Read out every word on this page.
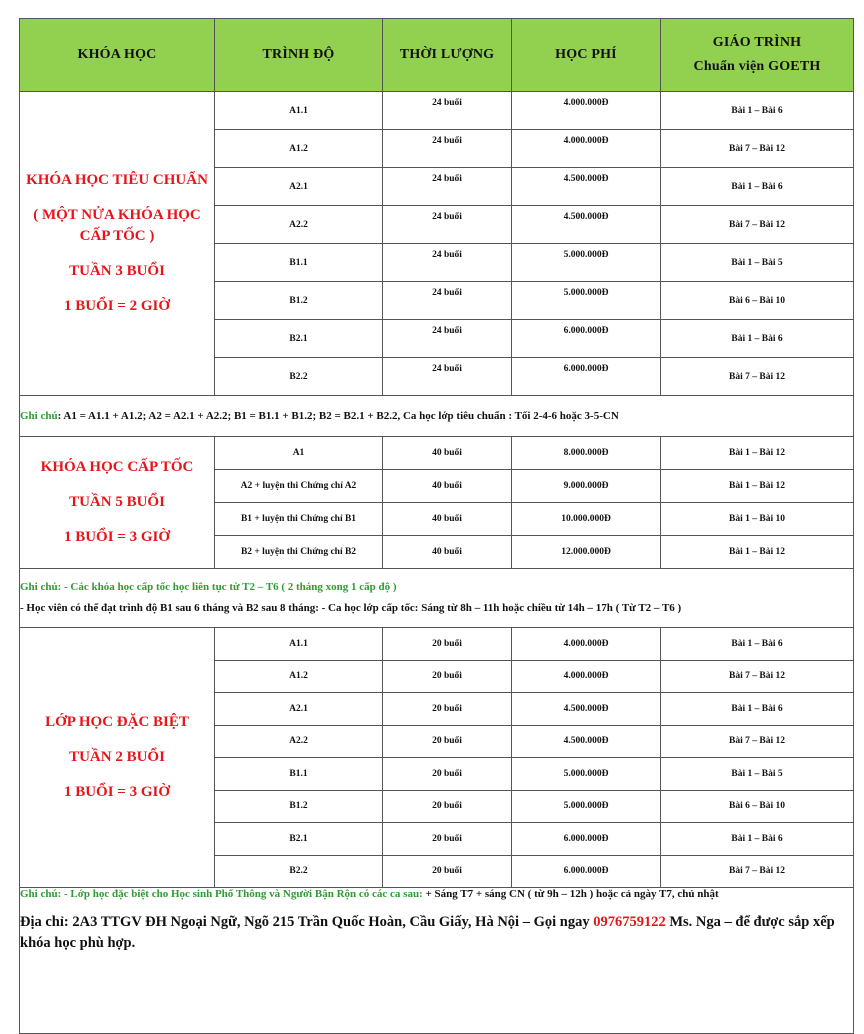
KHÓA HỌC	TRÌNH ĐỘ	THỜI LƯỢNG	HỌC PHÍ	GIÁO TRÌNH
Chuẩn viện GOETH

KHÓA HỌC TIÊU CHUẨN

( MỘT NỬA KHÓA HỌC CẤP TỐC )

TUẦN 3 BUỔI

1 BUỔI = 2 GIỜ	A1.1	24 buổi	4.000.000Đ	Bài 1 – Bài 6
	A1.2	24 buổi	4.000.000Đ	Bài 7 – Bài 12
	A2.1	24 buổi	4.500.000Đ	Bài 1 – Bài 6
	A2.2	24 buổi	4.500.000Đ	Bài 7 – Bài 12
	B1.1	24 buổi	5.000.000Đ	Bài 1 – Bài 5
	B1.2	24 buổi	5.000.000Đ	Bài 6 – Bài 10
	B2.1	24 buổi	6.000.000Đ	Bài 1 – Bài 6
	B2.2	24 buổi	6.000.000Đ	Bài 7 – Bài 12
Ghi chú: A1 = A1.1 + A1.2; A2 = A2.1 + A2.2; B1 = B1.1 + B1.2; B2 = B2.1 + B2.2, Ca học lớp tiêu chuẩn : Tối 2-4-6 hoặc 3-5-CN				

KHÓA HỌC CẤP TỐC

TUẦN 5 BUỔI

1 BUỔI = 3 GIỜ	A1	40 buổi	8.000.000Đ	Bài 1 – Bài 12
	A2 + luyện thi Chứng chỉ A2	40 buổi	9.000.000Đ	Bài 1 – Bài 12
	B1 + luyện thi Chứng chỉ B1	40 buổi	10.000.000Đ	Bài 1 – Bài 10
	B2 + luyện thi Chứng chỉ B2	40 buổi	12.000.000Đ	Bài 1 – Bài 12

Ghi chú: - Các khóa học cấp tốc học liên tục từ T2 – T6 ( 2 tháng xong 1 cấp độ )
- Học viên có thể đạt trình độ B1 sau 6 tháng và B2 sau 8 tháng: - Ca học lớp cấp tốc: Sáng từ 8h – 11h hoặc chiều từ 14h – 17h ( Từ T2 – T6 )				

LỚP HỌC ĐẶC BIỆT

TUẦN 2 BUỔI

1 BUỔI = 3 GIỜ	A1.1	20 buổi	4.000.000Đ	Bài 1 – Bài 6
	A1.2	20 buổi	4.000.000Đ	Bài 7 – Bài 12
	A2.1	20 buổi	4.500.000Đ	Bài 1 – Bài 6
	A2.2	20 buổi	4.500.000Đ	Bài 7 – Bài 12
	B1.1	20 buổi	5.000.000Đ	Bài 1 – Bài 5
	B1.2	20 buổi	5.000.000Đ	Bài 6 – Bài 10
	B2.1	20 buổi	6.000.000Đ	Bài 1 – Bài 6
	B2.2	20 buổi	6.000.000Đ	Bài 7 – Bài 12

Ghi chú: - Lớp học đặc biệt cho Học sinh Phổ Thông và Người Bận Rộn có các ca sau: + Sáng T7 + sáng CN ( từ 9h – 12h ) hoặc cả ngày T7, chủ nhật
Địa chỉ: 2A3 TTGV ĐH Ngoại Ngữ, Ngõ 215 Trần Quốc Hoàn, Cầu Giấy, Hà Nội – Gọi ngay 0976759122 Ms. Nga – để được sắp xếp khóa học phù hợp.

★ ★ ★ ★

◆ **Work required**
Identify and copy all lines with the word "hoặc".

◆ **The answer**
Ghi chú: A1 = A1.1 + A1.2; A2 = A2.1 + A2.2; B1 = B1.1 + B1.2; B2 = B2.1 + B2.2, Ca học lớp tiêu chuẩn : Tối 2-4-6 hoặc 3-5-CN				
- Học viên có thể đạt trình độ B1 sau 6 tháng và B2 sau 8 tháng: - Ca học lớp cấp tốc: Sáng từ 8h – 11h hoặc chiều từ 14h – 17h ( Từ T2 – T6 )				
Ghi chú: - Lớp học đặc biệt cho Học sinh Phổ Thông và Người Bận Rộn có các ca sau: + Sáng T7 + sáng CN ( từ 9h – 12h ) hoặc cả ngày T7, chủ nhật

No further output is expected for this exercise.